Problem to work on: Go through the listing beneath this task and return every line that carries the string "Цена".

_ _ _

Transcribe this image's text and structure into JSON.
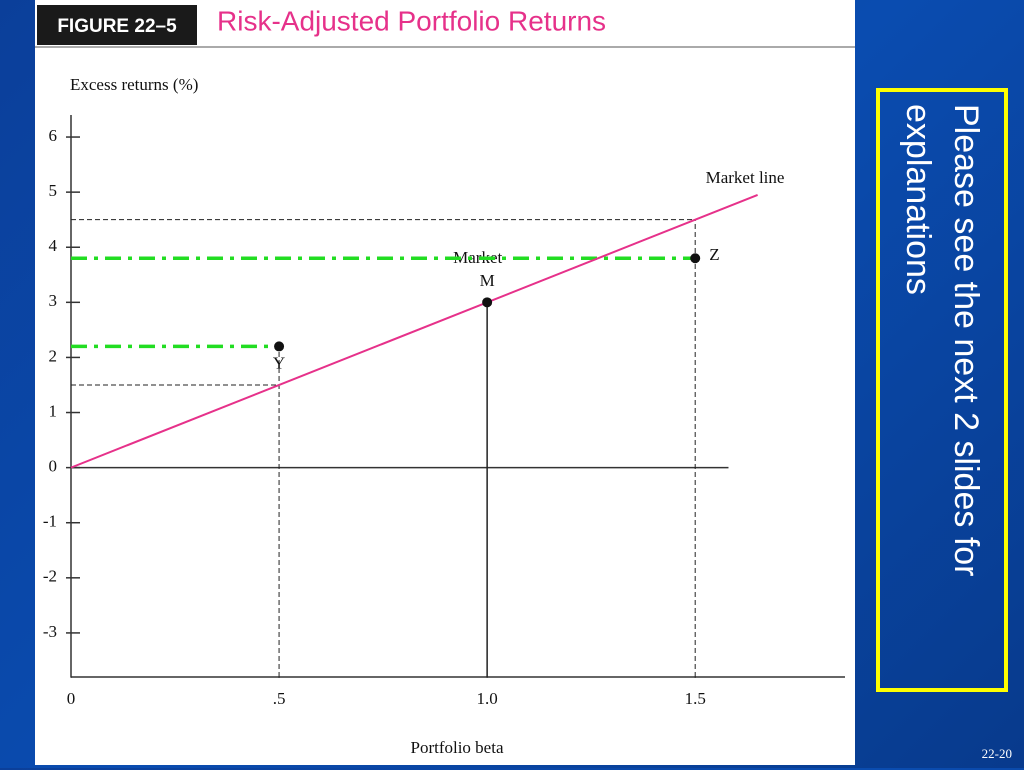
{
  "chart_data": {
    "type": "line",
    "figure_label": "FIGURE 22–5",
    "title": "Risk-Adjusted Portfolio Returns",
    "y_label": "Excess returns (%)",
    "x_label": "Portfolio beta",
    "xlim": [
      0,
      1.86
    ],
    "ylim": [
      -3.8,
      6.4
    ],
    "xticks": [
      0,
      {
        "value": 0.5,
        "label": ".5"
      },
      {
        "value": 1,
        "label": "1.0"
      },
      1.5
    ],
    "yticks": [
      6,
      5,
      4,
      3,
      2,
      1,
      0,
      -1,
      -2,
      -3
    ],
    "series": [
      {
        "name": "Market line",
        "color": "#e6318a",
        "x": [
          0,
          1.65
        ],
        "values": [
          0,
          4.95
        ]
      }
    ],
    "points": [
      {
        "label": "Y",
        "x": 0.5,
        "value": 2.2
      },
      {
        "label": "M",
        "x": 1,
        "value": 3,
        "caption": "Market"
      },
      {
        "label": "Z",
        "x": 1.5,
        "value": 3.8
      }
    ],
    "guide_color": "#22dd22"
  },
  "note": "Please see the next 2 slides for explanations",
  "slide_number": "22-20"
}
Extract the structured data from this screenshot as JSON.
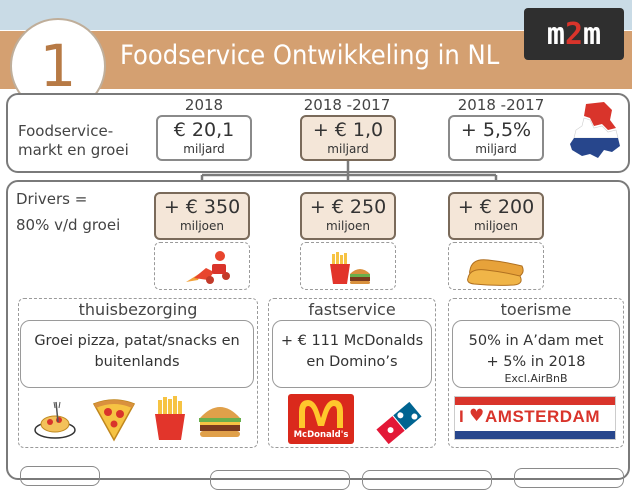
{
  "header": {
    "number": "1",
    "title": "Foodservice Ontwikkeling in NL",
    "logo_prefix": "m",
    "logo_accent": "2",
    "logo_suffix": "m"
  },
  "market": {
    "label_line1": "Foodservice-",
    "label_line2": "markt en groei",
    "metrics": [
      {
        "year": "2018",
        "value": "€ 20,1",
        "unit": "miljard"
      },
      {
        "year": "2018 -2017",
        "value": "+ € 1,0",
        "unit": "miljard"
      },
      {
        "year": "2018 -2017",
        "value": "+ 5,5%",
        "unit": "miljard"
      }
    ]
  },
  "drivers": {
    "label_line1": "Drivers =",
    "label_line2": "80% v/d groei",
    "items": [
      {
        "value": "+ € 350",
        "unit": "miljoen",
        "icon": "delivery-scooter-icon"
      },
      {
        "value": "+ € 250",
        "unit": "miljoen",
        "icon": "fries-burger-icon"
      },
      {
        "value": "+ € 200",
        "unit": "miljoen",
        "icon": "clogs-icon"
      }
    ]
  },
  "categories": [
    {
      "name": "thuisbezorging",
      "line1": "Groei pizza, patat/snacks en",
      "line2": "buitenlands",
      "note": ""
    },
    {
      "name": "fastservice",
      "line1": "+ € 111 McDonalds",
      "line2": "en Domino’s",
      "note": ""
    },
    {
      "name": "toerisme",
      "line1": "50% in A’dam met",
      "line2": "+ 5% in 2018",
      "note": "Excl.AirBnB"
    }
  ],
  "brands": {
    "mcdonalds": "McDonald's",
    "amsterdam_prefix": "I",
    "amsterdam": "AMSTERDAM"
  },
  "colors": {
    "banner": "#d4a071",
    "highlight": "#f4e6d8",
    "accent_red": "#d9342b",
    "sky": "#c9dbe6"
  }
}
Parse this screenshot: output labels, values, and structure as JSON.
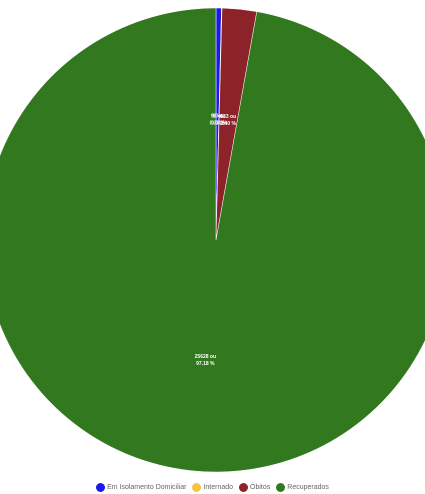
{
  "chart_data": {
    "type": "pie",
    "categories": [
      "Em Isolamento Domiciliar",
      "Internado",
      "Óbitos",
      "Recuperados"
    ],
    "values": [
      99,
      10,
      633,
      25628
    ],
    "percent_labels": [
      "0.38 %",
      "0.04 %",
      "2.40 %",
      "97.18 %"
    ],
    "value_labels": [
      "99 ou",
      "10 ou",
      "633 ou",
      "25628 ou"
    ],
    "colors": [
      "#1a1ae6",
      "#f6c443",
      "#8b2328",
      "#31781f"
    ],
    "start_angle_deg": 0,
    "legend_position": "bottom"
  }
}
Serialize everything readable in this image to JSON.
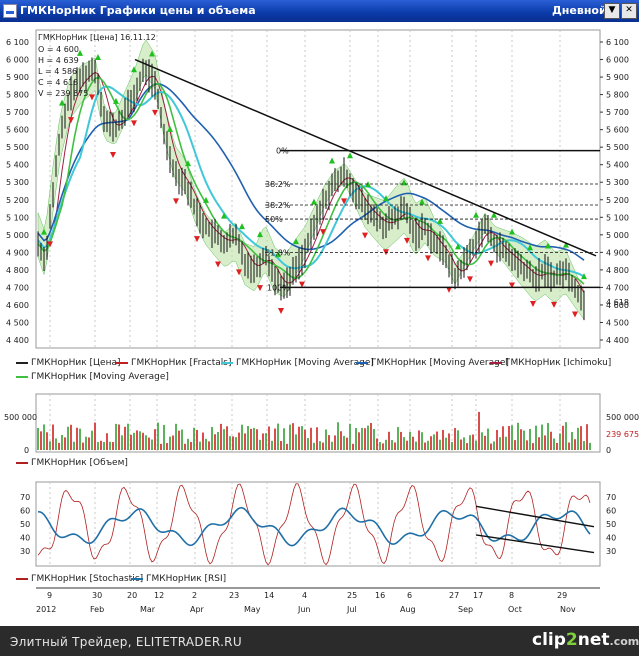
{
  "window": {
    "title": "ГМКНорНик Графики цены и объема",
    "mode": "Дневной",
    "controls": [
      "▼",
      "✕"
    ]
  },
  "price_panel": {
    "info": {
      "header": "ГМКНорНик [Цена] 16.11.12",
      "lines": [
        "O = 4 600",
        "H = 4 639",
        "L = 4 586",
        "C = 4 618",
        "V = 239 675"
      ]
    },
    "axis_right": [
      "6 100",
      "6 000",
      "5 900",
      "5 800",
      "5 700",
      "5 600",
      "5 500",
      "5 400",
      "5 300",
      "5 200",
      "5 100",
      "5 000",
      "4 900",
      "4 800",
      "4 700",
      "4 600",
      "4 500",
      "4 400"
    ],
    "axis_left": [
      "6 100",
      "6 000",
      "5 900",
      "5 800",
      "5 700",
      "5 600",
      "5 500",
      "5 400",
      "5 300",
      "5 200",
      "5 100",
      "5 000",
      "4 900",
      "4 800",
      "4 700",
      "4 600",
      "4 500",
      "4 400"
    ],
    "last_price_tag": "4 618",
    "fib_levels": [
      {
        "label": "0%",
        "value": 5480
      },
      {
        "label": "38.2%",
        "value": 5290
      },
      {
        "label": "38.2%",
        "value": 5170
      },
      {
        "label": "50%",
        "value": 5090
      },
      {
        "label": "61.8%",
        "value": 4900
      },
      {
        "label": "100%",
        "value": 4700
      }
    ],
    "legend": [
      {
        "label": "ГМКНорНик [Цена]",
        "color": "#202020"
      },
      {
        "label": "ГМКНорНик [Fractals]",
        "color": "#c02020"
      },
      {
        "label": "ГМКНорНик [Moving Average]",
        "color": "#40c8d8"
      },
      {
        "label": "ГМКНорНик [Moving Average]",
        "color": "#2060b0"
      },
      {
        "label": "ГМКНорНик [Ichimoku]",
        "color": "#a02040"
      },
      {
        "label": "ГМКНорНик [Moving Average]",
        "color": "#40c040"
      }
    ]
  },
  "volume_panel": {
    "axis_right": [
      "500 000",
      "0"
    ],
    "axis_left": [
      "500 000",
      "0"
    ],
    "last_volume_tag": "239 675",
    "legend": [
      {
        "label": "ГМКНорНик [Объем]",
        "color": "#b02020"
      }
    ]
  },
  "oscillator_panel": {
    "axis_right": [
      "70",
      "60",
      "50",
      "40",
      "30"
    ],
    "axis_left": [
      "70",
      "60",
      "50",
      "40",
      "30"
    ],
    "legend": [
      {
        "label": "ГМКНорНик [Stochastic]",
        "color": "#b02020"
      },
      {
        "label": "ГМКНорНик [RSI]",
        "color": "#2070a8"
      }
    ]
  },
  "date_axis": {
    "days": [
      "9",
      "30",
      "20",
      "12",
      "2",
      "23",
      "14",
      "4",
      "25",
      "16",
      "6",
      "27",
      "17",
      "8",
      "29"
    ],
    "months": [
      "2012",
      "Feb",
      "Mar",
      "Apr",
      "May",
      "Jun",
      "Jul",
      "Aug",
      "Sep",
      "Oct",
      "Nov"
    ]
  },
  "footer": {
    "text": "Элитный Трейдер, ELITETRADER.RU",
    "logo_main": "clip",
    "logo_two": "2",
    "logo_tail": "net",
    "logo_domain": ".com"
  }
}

_ _ _

Exercise output:
      "header": "ГМКНорНик [Цена] 16.11.12",
        "label": "ГМКНорНик [Цена]",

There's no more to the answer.